▸ Excerpted data
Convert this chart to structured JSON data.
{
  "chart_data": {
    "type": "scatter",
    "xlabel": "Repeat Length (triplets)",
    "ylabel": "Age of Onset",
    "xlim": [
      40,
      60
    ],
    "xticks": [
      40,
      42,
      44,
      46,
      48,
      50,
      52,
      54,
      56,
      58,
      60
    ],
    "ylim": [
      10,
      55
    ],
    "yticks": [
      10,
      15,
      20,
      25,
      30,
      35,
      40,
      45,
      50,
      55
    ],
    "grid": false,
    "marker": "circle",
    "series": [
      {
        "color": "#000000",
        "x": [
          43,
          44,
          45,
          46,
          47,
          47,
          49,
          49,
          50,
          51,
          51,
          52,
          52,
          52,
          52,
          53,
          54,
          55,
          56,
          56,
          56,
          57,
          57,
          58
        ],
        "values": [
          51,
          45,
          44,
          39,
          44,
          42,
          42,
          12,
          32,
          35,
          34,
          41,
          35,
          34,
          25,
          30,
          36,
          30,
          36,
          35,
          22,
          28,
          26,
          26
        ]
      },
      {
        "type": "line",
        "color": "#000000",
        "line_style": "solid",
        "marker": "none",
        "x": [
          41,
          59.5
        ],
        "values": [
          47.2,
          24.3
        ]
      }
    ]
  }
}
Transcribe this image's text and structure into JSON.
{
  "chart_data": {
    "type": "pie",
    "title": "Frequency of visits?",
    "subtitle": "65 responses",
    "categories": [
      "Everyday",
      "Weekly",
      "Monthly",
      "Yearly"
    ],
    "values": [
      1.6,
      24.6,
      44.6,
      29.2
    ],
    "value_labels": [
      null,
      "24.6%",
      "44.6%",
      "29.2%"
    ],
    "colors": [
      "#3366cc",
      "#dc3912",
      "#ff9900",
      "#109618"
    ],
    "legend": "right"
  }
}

▸ Task statement
Return each line among the entries that holds the word "JSON".

▸ Expected output
Convert this chart to structured JSON data.
Transcribe this image's text and structure into JSON.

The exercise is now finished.